— PAGE TEXT —
#####

Here’s a look at where Travis came from and how he fits on Toronto’s roster:
Two years after the Tigers selected Travis in the 13th round, he had become the top prospect in their organization. While the Tigers don’t have much high-end minor league talent, Baseball America ranked him 84th among all prospects in baseball before the season.
The 23-year-old then solidified his prospect status by batting .298 with an .817 OPS at double-A Erie. Travis had been slated to go to the Arizona Fall League, but he underwent core muscle surgery that ended his season early. Detroit had been in the process of making him a centre fielder because of Ian Kinsler’s presence at second base.
The 5-foot-9 right-handed hitter hails from West Palm Beach, Fla., and played his college ball at Florida State University. The Tigers signed him for $200,000 in 2012 — an above-slot bonus reflective of his college successes.
Travis can hit. He has never batted below .280 or posted an OPS below .793 at any minor league level for a lifetime .323 average and .388 OBP. He hit 16 home runs in 2013 and 10 home runs in 2014 on his way to a lifetime slugging percentage of .487. That production prompted Alex Anthopoulos to make a Jose Altuve comparison and while nobody’s forecasting batting titles for Travis, the Blue Jays clearly like his ability at the plate.
Travis has also shown some speed, stealing 41 bases in 51 attempts since 2012. Though he doesn’t walk a ton, he doesn’t strike out much either.
He plays second base, a demanding defensive position at which the Blue Jays had a need. He’s also controllable for six-plus seasons and affordable. Off the field, those who know him have good things to say.

#####

— Records from a data source —

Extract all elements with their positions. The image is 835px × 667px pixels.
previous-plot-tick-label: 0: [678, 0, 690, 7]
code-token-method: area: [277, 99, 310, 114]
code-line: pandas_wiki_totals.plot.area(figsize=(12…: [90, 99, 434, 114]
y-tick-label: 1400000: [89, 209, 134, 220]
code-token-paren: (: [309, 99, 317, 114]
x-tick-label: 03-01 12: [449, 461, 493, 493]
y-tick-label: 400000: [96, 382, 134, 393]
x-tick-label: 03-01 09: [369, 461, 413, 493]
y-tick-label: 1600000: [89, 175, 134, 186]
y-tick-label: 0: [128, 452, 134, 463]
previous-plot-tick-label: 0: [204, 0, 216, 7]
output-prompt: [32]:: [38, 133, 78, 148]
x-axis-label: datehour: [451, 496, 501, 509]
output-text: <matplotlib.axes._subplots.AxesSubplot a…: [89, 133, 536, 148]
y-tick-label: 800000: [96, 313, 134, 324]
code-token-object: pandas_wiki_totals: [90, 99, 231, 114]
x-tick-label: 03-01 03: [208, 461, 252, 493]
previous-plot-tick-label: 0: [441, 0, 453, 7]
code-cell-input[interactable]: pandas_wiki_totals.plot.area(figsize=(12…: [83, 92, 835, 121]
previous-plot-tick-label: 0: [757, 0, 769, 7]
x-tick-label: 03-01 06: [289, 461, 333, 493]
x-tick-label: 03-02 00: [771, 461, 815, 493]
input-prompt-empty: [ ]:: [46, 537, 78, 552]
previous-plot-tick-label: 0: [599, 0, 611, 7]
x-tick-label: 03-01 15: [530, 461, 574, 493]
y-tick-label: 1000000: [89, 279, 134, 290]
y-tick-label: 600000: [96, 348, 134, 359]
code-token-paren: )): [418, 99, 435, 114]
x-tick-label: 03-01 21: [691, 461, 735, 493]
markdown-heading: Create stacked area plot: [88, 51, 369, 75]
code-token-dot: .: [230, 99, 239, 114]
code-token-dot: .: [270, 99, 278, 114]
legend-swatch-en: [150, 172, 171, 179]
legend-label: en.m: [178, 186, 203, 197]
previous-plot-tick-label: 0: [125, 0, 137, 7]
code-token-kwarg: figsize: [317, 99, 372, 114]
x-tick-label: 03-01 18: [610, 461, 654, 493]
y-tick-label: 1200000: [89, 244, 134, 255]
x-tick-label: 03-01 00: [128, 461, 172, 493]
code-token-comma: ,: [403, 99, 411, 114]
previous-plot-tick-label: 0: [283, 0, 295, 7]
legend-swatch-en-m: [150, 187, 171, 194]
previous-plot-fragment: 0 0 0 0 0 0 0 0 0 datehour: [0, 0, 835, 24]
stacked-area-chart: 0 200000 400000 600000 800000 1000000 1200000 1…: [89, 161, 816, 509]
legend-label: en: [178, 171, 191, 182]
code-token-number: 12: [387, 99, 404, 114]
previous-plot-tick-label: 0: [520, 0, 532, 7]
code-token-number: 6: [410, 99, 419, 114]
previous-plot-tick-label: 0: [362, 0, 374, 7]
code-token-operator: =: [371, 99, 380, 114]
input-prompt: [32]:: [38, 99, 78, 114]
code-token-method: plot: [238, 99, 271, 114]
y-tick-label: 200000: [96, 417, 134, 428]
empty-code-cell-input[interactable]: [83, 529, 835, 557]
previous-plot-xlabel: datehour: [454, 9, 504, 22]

#####

— TASKS —
**a)** Repeat word for word everything in the article on Travis from "He plays second" down to "things to say.".
**b)** Name every person mentioned in the article on Travis.
**c)** Write the next part of the article on Travis, picking up after its final sentence.
The data above come from a separate source unrelated to the article on Travis.

— YOUR RESPONSES —
**a)**
He plays second base, a demanding defensive position at which the Blue Jays had a need. He’s also controllable for six-plus seasons and affordable. Off the field, those who know him have good things to say.

**b)** Travis, Ian Kinsler, Alex Anthopoulos, Jose Altuve

**c)**
“He is just a very sincere individual,” Tigers general manager Dave Dombrowski told Chris Iott this past spring. “He loves to play the game, as you can see. He’s got enthusiasm. His game is based upon a lot of energy. But he just brings those same qualities off the field.”
Listed at 5-foot-9, Travis has a smaller frame than most big-leaguers. And while he has produced at every minor league level, he’ll be 24 by the time position players report to Dunedin. He’s not a kid.
Then there’s the question of health. Travis missed six weeks during the season with an oblique injury then underwent core muscle surgery that prevented him from playing in the Arizona Fall League, as planned. He told the Detroit Free Press Wednesday that he feels “great” and has been enjoying a normal off-season, though he has yet to resume swinging a bat.
Unlike Gose, who has parts of three seasons of MLB experience, Travis has never played above double-A. So even though his numbers are impressive, he has yet to be tested against MLB or triple-A competition.
Baseball America’s Ben Badler describes the trade as a “great move” for the Blue Jays mostly because of Travis’ hitting ability. Badler points to a quick, simple swing that allows him to make hard contact consistently. He’s viewed as an average runner and an adequate defender at second.
Not everyone was impressed, though, and ESPN’s Keith Law described the deal as the exchange of a failed prospect (Gose) for a non-prospect (Travis). Ouch.
Dave Cameron of FanGraphs takes a more thorough look at the deal, explaining that he likes Travis’ minor league track record and can see this deal becoming a win for both clubs given their respective needs.
Where he fits
Anthopoulos told reporters that the Blue Jays tentatively plan for Travis to open the season at triple-A Buffalo. But if the team doesn’t acquire an everyday infielder this off-season, expect Travis to arrive in Dunedin with a chance to win the everyday job from the likes of Maicer Izturis and Ryan Goins.
If Travis continues to produce at the minor league level, he’d presumably be in line for a promotion at some point during the 2015 season. What happens from there will depend in large part on his ability to replicate his minor league success at the highest level.